What you have to do — Quote every line of the items below word for word, changing nothing.

▶

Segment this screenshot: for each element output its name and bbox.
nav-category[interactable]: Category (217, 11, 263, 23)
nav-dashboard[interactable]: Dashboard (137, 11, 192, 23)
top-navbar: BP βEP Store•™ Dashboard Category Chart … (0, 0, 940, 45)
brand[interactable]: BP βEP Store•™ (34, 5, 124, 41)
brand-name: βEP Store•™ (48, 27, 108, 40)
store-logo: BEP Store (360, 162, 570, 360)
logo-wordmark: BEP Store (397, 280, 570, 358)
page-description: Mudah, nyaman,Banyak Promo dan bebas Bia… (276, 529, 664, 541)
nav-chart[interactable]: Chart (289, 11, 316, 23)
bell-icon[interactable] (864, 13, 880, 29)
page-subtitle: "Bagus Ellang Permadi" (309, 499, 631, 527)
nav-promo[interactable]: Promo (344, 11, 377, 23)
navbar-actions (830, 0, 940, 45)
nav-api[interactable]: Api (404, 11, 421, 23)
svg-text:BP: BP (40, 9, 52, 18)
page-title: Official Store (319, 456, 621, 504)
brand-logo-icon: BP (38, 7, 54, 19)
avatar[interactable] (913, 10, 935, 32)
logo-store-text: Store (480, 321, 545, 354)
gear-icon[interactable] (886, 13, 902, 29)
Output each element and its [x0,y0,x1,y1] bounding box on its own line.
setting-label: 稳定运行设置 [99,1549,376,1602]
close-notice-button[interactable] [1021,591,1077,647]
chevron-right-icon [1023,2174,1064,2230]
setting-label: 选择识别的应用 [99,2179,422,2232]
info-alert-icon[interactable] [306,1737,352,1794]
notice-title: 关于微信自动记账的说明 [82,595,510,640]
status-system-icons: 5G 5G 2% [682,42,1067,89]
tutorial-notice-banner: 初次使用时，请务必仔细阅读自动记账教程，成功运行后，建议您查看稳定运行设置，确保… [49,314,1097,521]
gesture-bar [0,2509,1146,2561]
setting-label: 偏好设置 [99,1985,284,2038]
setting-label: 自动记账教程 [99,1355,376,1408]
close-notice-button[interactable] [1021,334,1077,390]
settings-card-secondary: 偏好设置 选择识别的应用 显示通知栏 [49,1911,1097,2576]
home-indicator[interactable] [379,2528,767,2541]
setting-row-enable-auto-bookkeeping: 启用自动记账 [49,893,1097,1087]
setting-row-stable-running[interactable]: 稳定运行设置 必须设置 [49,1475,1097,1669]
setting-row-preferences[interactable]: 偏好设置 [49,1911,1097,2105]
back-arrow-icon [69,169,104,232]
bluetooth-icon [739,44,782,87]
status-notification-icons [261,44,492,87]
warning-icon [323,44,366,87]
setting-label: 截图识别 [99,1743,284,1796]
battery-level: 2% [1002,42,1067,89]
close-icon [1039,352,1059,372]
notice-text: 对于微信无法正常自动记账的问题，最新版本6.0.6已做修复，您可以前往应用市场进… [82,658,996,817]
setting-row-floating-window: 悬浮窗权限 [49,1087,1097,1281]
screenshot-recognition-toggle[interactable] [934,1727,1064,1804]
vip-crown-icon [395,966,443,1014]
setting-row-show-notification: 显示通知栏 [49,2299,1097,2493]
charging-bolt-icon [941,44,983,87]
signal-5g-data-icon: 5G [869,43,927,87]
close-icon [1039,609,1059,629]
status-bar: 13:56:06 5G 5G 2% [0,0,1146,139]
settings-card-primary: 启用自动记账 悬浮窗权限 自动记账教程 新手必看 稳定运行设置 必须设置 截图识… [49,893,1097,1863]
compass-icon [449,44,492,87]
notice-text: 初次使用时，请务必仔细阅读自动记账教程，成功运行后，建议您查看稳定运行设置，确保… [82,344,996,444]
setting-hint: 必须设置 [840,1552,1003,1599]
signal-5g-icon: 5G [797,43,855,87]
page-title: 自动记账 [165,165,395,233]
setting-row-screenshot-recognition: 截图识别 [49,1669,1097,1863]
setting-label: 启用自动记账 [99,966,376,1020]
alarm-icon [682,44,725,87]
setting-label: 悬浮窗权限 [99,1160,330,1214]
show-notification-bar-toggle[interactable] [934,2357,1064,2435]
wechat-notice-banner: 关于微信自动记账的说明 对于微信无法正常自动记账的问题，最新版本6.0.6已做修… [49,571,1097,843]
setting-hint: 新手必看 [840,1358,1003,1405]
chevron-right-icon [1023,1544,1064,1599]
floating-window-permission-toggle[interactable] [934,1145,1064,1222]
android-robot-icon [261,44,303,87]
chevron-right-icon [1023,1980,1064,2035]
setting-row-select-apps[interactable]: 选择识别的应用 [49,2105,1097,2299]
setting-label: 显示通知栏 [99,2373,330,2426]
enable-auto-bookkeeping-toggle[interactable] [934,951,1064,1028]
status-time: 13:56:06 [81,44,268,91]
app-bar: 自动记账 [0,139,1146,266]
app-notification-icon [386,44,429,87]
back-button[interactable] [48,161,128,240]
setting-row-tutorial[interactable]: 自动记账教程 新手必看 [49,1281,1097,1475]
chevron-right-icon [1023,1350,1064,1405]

◀

Result for this exercise —
Segment this screenshot: for each element output its name and bbox.
nav-category[interactable]: Category (217, 11, 263, 23)
nav-dashboard[interactable]: Dashboard (137, 11, 192, 23)
top-navbar: BP βEP Store•™ Dashboard Category Chart … (0, 0, 940, 45)
brand[interactable]: BP βEP Store•™ (34, 5, 124, 41)
brand-name: βEP Store•™ (48, 27, 108, 40)
store-logo: BEP Store (360, 162, 570, 360)
logo-wordmark: BEP Store (397, 280, 570, 358)
page-description: Mudah, nyaman,Banyak Promo dan bebas Bia… (276, 529, 664, 541)
nav-chart[interactable]: Chart (289, 11, 316, 23)
bell-icon[interactable] (864, 13, 880, 29)
page-subtitle: "Bagus Ellang Permadi" (309, 499, 631, 527)
nav-promo[interactable]: Promo (344, 11, 377, 23)
navbar-actions (830, 0, 940, 45)
nav-api[interactable]: Api (404, 11, 421, 23)
svg-text:BP: BP (40, 9, 52, 18)
page-title: Official Store (319, 456, 621, 504)
brand-logo-icon: BP (38, 7, 54, 19)
avatar[interactable] (913, 10, 935, 32)
logo-store-text: Store (480, 321, 545, 354)
gear-icon[interactable] (886, 13, 902, 29)
Output each element and its [x0,y0,x1,y1] bounding box on its own line.
setting-label: 稳定运行设置 [99,1549,376,1602]
close-notice-button[interactable] [1021,591,1077,647]
chevron-right-icon [1023,2174,1064,2230]
setting-label: 选择识别的应用 [99,2179,422,2232]
info-alert-icon[interactable] [306,1737,352,1794]
notice-title: 关于微信自动记账的说明 [82,595,510,640]
status-system-icons: 5G 5G 2% [682,42,1067,89]
tutorial-notice-banner: 初次使用时，请务必仔细阅读自动记账教程，成功运行后，建议您查看稳定运行设置，确保… [49,314,1097,521]
gesture-bar [0,2509,1146,2561]
setting-label: 偏好设置 [99,1985,284,2038]
setting-label: 自动记账教程 [99,1355,376,1408]
close-notice-button[interactable] [1021,334,1077,390]
settings-card-secondary: 偏好设置 选择识别的应用 显示通知栏 [49,1911,1097,2576]
home-indicator[interactable] [379,2528,767,2541]
setting-row-enable-auto-bookkeeping: 启用自动记账 [49,893,1097,1087]
setting-row-stable-running[interactable]: 稳定运行设置 必须设置 [49,1475,1097,1669]
setting-row-preferences[interactable]: 偏好设置 [49,1911,1097,2105]
back-arrow-icon [69,169,104,232]
bluetooth-icon [739,44,782,87]
status-notification-icons [261,44,492,87]
warning-icon [323,44,366,87]
setting-label: 截图识别 [99,1743,284,1796]
battery-level: 2% [1002,42,1067,89]
close-icon [1039,352,1059,372]
notice-text: 对于微信无法正常自动记账的问题，最新版本6.0.6已做修复，您可以前往应用市场进… [82,658,996,817]
setting-row-floating-window: 悬浮窗权限 [49,1087,1097,1281]
screenshot-recognition-toggle[interactable] [934,1727,1064,1804]
vip-crown-icon [395,966,443,1014]
setting-row-show-notification: 显示通知栏 [49,2299,1097,2493]
charging-bolt-icon [941,44,983,87]
signal-5g-data-icon: 5G [869,43,927,87]
close-icon [1039,609,1059,629]
status-bar: 13:56:06 5G 5G 2% [0,0,1146,139]
settings-card-primary: 启用自动记账 悬浮窗权限 自动记账教程 新手必看 稳定运行设置 必须设置 截图识… [49,893,1097,1863]
compass-icon [449,44,492,87]
notice-text: 初次使用时，请务必仔细阅读自动记账教程，成功运行后，建议您查看稳定运行设置，确保… [82,344,996,444]
setting-hint: 必须设置 [840,1552,1003,1599]
signal-5g-icon: 5G [797,43,855,87]
page-title: 自动记账 [165,165,395,233]
setting-row-screenshot-recognition: 截图识别 [49,1669,1097,1863]
setting-label: 启用自动记账 [99,966,376,1020]
alarm-icon [682,44,725,87]
setting-label: 悬浮窗权限 [99,1160,330,1214]
show-notification-bar-toggle[interactable] [934,2357,1064,2435]
wechat-notice-banner: 关于微信自动记账的说明 对于微信无法正常自动记账的问题，最新版本6.0.6已做修… [49,571,1097,843]
setting-hint: 新手必看 [840,1358,1003,1405]
chevron-right-icon [1023,1544,1064,1599]
floating-window-permission-toggle[interactable] [934,1145,1064,1222]
android-robot-icon [261,44,303,87]
chevron-right-icon [1023,1980,1064,2035]
setting-row-select-apps[interactable]: 选择识别的应用 [49,2105,1097,2299]
setting-label: 显示通知栏 [99,2373,330,2426]
enable-auto-bookkeeping-toggle[interactable] [934,951,1064,1028]
status-time: 13:56:06 [81,44,268,91]
app-bar: 自动记账 [0,139,1146,266]
app-notification-icon [386,44,429,87]
back-button[interactable] [48,161,128,240]
setting-row-tutorial[interactable]: 自动记账教程 新手必看 [49,1281,1097,1475]
chevron-right-icon [1023,1350,1064,1405]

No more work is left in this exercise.